Exercise goal:
Check each line of the listing, and copy it if it contains the word "hace".
***** Given records *****
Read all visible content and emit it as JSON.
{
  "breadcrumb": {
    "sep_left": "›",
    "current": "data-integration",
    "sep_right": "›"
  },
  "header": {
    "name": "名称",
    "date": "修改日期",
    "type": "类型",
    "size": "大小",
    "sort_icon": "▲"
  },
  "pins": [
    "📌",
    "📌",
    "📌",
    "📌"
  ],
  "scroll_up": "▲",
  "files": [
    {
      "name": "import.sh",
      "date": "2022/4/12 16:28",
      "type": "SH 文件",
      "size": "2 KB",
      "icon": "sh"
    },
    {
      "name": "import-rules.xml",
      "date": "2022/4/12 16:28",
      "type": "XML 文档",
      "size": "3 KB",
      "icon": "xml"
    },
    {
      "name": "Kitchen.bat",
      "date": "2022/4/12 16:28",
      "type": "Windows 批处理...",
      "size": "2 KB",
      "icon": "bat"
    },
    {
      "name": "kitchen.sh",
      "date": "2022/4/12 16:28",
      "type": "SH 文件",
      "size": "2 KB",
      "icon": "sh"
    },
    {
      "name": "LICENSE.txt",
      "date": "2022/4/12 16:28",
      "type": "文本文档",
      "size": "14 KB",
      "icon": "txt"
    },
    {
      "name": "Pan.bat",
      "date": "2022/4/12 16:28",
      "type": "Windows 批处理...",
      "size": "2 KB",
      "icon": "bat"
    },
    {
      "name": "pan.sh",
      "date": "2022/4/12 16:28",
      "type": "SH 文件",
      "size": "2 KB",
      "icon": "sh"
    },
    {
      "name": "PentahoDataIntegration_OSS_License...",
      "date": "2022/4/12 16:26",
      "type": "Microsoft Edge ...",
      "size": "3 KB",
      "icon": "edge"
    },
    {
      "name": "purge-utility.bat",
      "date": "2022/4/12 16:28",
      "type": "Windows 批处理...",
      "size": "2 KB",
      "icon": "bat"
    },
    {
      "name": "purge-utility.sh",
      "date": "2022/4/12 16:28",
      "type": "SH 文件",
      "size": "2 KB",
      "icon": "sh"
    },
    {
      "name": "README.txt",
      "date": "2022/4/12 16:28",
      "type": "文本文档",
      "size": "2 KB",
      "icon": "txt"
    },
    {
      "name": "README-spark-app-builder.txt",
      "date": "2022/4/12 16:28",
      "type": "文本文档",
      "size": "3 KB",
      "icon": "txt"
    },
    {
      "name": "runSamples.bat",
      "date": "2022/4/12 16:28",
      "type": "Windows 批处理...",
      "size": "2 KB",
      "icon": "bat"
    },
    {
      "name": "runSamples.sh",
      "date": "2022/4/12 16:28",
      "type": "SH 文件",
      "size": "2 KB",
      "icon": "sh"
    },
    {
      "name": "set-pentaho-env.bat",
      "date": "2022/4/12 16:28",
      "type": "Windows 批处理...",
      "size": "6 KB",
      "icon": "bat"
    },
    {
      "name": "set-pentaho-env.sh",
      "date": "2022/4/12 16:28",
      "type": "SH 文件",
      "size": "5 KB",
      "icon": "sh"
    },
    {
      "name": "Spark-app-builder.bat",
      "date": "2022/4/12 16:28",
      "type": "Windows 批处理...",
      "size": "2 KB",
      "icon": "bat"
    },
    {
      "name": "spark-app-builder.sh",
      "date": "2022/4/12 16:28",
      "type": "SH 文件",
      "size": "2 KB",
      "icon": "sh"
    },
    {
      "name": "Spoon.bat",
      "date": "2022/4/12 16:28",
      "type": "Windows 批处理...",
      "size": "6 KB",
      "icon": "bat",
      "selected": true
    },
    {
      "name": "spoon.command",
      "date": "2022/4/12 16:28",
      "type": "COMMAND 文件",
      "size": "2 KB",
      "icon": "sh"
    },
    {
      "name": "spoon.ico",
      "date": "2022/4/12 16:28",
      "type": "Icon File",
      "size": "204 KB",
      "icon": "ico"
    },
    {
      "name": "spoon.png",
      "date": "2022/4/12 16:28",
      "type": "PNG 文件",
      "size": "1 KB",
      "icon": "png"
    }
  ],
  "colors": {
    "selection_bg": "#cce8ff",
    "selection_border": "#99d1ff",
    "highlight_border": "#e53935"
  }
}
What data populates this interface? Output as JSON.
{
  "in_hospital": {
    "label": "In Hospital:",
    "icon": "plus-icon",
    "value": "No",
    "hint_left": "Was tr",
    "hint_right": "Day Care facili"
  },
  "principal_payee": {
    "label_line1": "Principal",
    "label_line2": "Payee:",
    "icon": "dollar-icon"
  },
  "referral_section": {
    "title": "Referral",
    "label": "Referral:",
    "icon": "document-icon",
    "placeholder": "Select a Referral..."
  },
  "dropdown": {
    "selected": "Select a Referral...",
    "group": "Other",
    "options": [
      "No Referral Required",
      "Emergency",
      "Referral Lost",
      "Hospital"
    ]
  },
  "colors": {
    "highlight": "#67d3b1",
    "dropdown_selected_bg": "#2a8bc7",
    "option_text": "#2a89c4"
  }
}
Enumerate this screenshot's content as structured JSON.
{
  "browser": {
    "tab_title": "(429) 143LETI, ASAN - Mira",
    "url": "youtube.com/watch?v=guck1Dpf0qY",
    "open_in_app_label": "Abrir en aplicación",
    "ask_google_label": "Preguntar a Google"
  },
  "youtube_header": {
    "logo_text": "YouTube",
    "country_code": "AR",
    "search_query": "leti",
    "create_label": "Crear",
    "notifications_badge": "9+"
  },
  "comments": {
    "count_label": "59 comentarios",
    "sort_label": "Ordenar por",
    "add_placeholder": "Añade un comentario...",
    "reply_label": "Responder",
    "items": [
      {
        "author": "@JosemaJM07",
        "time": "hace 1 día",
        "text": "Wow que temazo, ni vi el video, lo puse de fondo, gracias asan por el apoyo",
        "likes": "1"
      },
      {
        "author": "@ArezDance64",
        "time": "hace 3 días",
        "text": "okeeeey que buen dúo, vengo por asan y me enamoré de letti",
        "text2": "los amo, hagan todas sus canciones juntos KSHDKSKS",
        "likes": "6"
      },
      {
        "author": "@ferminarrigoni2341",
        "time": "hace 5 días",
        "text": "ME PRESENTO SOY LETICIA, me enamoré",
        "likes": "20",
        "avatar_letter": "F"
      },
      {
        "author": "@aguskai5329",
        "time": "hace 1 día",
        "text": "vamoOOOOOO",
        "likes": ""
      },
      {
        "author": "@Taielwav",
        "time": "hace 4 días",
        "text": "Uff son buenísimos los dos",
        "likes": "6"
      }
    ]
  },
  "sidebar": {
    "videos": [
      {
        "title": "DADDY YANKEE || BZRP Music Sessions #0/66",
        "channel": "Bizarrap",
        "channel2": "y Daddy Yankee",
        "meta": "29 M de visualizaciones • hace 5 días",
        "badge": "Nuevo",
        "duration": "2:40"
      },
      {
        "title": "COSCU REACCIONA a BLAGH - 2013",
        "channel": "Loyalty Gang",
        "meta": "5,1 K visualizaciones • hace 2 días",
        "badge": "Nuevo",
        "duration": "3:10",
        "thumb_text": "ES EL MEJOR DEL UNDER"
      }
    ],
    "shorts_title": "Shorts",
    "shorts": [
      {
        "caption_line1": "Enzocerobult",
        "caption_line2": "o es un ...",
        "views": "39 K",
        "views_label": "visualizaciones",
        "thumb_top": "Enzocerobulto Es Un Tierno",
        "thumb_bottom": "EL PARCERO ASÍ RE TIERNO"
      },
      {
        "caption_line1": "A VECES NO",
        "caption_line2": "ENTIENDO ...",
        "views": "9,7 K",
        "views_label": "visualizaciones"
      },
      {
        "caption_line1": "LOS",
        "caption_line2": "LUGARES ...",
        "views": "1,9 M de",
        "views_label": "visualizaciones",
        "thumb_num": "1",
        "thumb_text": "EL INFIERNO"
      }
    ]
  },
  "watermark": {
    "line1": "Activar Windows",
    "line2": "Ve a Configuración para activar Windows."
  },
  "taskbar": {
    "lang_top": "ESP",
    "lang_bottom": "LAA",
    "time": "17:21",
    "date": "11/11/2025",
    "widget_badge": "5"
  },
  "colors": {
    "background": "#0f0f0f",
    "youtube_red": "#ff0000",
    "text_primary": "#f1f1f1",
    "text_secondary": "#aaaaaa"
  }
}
*****
Expected answer:
        "time": "hace 1 día",
        "time": "hace 3 días",
        "time": "hace 5 días",
        "time": "hace 1 día",
        "time": "hace 4 días",
        "meta": "29 M de visualizaciones • hace 5 días",
        "meta": "5,1 K visualizaciones • hace 2 días",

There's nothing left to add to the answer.